> WRITTEN INSTRUCTION
Copy all lines of the listing that include the string "xlabel".

Records from a collection of figures:
═══
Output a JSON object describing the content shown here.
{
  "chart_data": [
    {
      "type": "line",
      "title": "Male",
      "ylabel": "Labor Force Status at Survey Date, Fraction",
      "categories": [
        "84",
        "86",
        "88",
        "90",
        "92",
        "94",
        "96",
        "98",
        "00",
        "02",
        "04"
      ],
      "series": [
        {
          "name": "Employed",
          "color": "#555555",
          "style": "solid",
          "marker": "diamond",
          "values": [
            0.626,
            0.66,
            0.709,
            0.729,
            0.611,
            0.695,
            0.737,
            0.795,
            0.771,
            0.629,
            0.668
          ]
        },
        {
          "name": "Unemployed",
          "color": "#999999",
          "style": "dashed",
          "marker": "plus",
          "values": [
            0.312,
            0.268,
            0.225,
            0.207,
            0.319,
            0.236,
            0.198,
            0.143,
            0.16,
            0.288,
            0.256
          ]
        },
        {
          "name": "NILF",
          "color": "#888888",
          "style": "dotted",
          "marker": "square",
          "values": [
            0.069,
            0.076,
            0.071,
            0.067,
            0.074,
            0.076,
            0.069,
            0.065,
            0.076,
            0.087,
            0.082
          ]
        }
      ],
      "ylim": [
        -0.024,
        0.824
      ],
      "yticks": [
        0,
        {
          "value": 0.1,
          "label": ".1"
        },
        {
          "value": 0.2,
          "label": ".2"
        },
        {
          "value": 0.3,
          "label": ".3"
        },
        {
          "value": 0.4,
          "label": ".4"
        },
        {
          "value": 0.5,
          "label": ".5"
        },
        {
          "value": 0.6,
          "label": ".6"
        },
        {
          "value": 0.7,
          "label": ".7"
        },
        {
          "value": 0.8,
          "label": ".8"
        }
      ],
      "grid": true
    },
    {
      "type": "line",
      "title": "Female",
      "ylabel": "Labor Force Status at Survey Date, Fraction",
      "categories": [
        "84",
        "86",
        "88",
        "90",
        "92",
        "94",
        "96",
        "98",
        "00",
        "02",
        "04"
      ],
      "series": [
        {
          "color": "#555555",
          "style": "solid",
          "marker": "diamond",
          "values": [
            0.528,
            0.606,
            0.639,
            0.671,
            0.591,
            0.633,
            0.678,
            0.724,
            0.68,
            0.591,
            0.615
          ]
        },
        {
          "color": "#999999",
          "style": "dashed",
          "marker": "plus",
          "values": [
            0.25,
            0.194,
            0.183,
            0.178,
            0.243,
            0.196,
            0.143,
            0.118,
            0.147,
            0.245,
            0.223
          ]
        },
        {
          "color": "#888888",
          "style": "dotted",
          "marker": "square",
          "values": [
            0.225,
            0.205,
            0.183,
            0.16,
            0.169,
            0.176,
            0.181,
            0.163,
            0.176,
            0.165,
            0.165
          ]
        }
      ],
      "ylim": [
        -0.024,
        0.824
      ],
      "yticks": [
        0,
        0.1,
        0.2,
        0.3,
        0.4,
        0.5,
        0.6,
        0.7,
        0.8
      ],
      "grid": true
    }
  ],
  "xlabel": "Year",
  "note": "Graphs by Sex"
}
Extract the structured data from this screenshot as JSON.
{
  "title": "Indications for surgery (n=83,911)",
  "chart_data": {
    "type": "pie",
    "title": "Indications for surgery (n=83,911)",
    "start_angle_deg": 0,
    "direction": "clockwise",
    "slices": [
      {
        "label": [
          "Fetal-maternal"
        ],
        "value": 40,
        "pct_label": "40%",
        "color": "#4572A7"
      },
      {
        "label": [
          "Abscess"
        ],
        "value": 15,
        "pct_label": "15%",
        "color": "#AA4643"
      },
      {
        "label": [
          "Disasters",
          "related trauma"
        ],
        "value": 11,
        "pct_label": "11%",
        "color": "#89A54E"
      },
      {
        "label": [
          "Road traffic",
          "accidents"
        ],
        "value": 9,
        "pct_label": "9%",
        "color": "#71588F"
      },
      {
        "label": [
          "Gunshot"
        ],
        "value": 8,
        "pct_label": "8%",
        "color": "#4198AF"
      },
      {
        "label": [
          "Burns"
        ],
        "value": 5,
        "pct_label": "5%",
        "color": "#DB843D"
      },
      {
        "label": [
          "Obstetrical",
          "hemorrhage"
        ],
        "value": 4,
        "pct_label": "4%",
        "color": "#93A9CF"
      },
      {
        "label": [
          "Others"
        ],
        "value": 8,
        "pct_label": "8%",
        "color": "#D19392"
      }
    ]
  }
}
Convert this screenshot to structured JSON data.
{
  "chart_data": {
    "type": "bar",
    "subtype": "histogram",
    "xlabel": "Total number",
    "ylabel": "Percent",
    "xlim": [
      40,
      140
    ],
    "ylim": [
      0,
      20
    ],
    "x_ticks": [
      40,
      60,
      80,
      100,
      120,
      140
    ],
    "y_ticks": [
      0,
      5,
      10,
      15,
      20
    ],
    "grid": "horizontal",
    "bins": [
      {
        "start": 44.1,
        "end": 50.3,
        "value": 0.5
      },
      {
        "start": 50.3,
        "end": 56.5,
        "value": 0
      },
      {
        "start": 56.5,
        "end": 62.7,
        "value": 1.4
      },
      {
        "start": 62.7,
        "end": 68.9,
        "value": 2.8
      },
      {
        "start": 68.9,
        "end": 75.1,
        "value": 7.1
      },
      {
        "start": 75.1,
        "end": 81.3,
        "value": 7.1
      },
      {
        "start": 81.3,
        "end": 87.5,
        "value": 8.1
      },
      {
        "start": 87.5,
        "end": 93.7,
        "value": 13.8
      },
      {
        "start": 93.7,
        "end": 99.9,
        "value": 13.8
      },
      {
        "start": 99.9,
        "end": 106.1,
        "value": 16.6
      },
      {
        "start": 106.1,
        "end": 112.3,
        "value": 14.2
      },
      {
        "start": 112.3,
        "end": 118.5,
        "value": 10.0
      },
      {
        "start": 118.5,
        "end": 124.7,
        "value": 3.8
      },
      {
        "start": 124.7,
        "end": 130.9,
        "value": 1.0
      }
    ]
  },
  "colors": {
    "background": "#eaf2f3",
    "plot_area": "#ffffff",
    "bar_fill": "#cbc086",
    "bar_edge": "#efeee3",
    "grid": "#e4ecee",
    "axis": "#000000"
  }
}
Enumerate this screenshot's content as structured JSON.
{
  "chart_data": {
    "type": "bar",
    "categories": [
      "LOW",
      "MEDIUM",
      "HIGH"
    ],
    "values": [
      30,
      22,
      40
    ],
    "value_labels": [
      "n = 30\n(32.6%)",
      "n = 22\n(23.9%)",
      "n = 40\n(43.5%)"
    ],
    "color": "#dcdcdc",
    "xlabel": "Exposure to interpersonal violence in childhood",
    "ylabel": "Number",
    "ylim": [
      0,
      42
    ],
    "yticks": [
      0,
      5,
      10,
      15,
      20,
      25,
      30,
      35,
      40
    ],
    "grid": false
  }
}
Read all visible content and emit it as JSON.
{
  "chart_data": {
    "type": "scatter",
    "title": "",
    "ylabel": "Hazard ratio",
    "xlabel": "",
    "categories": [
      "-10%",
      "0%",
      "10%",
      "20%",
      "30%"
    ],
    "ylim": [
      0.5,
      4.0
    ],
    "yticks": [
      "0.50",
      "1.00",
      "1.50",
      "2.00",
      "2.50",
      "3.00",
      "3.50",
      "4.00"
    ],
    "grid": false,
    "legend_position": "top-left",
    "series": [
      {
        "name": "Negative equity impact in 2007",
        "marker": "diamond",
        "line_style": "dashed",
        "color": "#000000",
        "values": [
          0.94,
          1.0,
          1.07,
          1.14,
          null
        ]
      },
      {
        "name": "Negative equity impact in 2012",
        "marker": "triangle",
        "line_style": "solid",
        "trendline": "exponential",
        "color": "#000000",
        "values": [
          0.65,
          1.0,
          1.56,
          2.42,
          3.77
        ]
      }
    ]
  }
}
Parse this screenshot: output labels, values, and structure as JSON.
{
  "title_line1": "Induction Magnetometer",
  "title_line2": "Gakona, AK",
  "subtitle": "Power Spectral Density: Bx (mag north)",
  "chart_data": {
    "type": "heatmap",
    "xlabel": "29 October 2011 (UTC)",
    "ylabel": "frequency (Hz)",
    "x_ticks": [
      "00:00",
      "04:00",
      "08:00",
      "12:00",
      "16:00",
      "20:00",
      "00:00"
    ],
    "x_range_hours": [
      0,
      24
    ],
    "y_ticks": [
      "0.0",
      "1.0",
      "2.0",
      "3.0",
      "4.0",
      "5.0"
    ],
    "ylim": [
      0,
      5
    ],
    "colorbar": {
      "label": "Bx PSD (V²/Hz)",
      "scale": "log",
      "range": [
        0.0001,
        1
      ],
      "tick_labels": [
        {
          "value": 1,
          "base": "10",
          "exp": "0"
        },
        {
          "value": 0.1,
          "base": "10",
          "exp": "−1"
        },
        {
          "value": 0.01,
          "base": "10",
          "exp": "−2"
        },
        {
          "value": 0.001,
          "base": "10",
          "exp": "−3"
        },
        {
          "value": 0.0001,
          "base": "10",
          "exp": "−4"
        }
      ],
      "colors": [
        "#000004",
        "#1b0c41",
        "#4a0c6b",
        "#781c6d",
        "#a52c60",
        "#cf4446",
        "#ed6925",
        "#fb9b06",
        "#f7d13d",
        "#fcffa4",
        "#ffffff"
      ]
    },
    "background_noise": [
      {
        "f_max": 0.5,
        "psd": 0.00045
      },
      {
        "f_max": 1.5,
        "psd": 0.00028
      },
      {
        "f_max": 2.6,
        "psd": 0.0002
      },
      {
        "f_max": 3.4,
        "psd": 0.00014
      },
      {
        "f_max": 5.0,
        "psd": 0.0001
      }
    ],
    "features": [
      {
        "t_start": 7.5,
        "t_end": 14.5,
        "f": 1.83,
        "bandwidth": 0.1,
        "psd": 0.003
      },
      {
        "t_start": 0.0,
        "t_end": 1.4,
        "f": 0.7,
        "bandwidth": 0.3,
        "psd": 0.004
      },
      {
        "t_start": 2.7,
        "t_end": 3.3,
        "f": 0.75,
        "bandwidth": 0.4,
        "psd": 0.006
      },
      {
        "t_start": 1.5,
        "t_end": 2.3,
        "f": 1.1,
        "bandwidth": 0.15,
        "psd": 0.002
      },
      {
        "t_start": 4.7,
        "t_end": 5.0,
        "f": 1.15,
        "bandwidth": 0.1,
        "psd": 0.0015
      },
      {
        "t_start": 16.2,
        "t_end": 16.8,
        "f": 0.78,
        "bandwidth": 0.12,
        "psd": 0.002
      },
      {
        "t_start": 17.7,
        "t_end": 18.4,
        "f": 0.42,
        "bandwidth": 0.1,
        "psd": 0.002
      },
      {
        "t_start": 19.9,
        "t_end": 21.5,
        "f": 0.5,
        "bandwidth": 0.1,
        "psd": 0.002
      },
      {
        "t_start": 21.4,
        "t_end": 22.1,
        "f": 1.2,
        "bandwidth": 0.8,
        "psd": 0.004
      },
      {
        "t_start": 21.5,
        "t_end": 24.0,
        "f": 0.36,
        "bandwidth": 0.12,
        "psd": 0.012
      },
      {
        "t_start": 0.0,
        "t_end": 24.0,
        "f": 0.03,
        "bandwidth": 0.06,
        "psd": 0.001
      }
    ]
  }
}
═══
> EXPECTED ANSWER
  "xlabel": "Year",
    "xlabel": "Total number",
    "xlabel": "Exposure to interpersonal violence in childhood",
    "xlabel": "",
    "xlabel": "29 October 2011 (UTC)",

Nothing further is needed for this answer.